» **DIRECTION**
Pick out the lines in the listing below that contain the word "into" and copy them.

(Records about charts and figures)
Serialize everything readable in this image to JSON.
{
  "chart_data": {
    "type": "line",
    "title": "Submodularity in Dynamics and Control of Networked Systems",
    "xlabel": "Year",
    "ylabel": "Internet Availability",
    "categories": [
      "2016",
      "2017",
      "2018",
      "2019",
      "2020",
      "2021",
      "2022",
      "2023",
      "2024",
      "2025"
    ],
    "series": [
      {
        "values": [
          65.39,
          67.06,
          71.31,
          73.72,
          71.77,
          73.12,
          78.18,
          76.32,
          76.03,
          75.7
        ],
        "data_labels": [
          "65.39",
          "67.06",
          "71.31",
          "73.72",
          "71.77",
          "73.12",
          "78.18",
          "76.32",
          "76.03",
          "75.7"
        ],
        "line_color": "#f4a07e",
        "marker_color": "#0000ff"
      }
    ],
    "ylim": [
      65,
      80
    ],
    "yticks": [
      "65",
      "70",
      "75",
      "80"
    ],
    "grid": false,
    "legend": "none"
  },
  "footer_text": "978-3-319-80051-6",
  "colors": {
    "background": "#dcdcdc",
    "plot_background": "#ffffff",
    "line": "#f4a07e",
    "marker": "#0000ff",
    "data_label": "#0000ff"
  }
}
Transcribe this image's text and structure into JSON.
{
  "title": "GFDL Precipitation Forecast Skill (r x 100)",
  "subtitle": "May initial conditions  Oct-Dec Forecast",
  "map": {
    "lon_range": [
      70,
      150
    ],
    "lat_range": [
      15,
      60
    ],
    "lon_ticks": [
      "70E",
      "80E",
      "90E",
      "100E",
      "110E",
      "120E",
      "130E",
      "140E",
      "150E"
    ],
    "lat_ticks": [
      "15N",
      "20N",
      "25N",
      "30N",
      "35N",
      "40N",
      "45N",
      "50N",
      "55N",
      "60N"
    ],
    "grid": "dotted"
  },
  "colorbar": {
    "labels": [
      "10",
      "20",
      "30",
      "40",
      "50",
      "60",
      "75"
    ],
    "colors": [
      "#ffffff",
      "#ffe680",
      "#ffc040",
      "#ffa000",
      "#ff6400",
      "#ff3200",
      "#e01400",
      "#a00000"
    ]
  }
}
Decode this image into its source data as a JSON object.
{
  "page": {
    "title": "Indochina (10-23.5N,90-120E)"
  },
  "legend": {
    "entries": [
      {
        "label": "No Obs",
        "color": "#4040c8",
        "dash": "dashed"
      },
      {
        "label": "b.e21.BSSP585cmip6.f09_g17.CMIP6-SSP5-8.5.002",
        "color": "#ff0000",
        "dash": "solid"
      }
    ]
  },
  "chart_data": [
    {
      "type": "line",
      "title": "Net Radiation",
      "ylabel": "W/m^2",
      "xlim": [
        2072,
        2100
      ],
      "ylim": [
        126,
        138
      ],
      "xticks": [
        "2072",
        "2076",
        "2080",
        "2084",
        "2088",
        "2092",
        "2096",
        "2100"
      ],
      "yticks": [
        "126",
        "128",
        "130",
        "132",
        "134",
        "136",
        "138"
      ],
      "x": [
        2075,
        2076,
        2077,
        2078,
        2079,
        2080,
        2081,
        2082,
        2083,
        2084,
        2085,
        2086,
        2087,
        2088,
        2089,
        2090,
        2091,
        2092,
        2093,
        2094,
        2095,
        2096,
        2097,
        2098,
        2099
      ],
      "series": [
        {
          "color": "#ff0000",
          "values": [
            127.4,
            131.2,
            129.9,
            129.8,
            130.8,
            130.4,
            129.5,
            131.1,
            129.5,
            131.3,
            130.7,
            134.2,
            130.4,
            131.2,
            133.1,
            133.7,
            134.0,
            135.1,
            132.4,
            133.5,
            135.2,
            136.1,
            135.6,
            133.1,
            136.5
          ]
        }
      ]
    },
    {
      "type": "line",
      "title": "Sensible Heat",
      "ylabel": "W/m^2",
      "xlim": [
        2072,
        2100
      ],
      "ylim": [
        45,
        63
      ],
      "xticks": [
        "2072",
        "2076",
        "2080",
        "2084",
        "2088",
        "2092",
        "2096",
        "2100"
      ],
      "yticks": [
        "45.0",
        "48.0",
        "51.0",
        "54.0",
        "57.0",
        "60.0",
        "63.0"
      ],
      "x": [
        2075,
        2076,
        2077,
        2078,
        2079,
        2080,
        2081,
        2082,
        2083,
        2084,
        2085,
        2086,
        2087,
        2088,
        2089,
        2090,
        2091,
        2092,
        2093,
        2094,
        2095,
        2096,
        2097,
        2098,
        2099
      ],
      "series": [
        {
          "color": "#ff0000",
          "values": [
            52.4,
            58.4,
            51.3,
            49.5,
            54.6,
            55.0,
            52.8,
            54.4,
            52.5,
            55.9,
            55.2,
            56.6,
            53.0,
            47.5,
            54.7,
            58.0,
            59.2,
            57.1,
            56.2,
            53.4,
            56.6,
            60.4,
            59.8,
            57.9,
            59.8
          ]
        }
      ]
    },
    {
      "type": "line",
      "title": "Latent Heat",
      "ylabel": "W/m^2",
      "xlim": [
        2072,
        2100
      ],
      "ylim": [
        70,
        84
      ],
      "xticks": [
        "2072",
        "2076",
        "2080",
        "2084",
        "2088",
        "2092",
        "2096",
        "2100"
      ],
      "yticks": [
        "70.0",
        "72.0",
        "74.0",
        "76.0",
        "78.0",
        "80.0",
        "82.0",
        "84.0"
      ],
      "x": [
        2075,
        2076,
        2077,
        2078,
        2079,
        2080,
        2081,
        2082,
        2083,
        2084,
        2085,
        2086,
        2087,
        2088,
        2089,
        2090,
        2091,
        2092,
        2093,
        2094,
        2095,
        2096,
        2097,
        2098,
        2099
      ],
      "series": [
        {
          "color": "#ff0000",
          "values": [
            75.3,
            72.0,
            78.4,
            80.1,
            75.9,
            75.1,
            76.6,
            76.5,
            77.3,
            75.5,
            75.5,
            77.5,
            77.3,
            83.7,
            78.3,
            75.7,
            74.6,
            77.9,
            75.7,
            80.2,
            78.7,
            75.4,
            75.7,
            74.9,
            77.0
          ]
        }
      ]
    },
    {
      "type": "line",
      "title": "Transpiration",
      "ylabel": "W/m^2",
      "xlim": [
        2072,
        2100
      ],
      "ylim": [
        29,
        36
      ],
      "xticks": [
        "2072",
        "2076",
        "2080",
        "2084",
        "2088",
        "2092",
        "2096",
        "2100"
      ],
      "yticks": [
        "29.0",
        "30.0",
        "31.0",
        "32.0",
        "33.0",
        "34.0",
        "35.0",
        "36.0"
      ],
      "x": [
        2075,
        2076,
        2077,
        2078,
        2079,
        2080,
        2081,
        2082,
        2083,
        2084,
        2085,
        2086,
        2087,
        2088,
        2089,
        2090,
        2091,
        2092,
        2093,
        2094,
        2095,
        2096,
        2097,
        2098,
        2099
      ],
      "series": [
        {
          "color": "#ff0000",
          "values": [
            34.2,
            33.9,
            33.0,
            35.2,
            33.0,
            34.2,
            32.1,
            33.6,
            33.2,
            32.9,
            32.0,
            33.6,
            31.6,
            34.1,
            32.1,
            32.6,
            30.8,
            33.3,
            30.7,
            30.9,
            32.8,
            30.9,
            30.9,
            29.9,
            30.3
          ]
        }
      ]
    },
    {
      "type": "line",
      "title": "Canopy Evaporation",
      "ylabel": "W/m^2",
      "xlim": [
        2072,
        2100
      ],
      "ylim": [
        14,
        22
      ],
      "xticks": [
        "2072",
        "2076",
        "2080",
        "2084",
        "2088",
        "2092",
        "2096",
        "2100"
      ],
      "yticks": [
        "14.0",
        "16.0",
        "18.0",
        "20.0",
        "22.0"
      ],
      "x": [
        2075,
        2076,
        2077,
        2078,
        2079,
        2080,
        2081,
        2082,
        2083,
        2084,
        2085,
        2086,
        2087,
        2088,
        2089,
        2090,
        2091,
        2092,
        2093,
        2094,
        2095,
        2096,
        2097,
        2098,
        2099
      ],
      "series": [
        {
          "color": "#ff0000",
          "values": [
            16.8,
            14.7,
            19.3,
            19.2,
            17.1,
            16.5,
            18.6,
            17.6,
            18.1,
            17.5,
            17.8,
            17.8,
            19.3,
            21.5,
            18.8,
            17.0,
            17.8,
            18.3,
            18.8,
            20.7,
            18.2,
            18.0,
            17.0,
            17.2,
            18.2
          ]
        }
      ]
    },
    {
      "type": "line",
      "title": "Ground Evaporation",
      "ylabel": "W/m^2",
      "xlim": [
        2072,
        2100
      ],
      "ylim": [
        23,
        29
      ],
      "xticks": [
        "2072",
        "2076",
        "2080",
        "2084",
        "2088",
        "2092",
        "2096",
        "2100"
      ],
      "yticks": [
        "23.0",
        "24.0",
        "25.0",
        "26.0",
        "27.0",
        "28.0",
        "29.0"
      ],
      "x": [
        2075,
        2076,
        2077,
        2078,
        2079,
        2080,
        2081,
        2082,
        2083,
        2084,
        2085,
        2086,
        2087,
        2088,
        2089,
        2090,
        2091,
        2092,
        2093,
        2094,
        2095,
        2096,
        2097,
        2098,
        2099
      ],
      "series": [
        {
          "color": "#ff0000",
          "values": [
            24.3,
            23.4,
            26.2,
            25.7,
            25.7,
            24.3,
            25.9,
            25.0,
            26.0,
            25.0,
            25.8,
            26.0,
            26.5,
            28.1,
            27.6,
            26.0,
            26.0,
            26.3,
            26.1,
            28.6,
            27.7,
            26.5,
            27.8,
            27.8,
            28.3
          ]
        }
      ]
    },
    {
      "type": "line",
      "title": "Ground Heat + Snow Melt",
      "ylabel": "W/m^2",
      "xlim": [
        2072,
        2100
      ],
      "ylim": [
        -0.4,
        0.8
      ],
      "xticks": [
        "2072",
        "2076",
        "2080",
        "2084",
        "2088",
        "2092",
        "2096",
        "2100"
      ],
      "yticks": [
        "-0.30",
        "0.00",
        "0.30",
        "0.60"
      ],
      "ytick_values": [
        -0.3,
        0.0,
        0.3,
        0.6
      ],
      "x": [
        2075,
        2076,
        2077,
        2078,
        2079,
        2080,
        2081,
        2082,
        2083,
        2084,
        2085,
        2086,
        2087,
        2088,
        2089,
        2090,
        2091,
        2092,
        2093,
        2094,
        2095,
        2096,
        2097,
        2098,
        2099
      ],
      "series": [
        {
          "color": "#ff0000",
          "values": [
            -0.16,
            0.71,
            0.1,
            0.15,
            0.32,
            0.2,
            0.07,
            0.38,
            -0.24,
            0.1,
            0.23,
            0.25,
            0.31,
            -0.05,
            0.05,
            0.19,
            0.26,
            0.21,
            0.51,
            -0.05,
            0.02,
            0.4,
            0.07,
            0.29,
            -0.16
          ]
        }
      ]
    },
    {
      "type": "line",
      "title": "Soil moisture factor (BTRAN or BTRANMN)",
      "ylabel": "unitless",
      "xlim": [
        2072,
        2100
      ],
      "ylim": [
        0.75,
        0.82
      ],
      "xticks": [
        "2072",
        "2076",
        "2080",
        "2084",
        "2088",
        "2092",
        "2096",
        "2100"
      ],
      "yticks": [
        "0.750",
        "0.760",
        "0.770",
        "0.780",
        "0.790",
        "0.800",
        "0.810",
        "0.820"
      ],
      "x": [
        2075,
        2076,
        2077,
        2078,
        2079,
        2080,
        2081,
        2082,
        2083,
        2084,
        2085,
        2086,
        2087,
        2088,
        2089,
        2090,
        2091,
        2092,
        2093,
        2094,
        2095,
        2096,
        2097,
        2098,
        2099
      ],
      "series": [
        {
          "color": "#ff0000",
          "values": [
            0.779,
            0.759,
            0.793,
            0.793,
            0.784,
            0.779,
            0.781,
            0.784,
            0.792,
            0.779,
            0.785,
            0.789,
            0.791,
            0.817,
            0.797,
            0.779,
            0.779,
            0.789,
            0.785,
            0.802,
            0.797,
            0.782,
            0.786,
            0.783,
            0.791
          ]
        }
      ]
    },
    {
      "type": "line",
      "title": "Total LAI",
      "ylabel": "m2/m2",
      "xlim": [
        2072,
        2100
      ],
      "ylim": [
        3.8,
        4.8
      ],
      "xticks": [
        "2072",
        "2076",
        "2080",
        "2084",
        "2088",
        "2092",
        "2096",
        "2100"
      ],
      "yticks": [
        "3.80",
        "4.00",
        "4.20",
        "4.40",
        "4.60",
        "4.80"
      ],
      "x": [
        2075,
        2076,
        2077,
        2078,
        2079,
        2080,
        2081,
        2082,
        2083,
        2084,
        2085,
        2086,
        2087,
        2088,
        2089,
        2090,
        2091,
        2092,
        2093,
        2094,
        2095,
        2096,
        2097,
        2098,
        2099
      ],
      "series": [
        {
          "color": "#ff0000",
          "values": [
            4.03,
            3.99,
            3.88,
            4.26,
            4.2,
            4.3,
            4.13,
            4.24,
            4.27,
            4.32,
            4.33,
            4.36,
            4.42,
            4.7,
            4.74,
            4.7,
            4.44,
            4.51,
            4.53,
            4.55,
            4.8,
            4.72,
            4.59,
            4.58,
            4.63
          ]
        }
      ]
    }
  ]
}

» **THE OUTPUT**
Transcribe this image's text and structure into JSON.
Decode this image into its source data as a JSON object.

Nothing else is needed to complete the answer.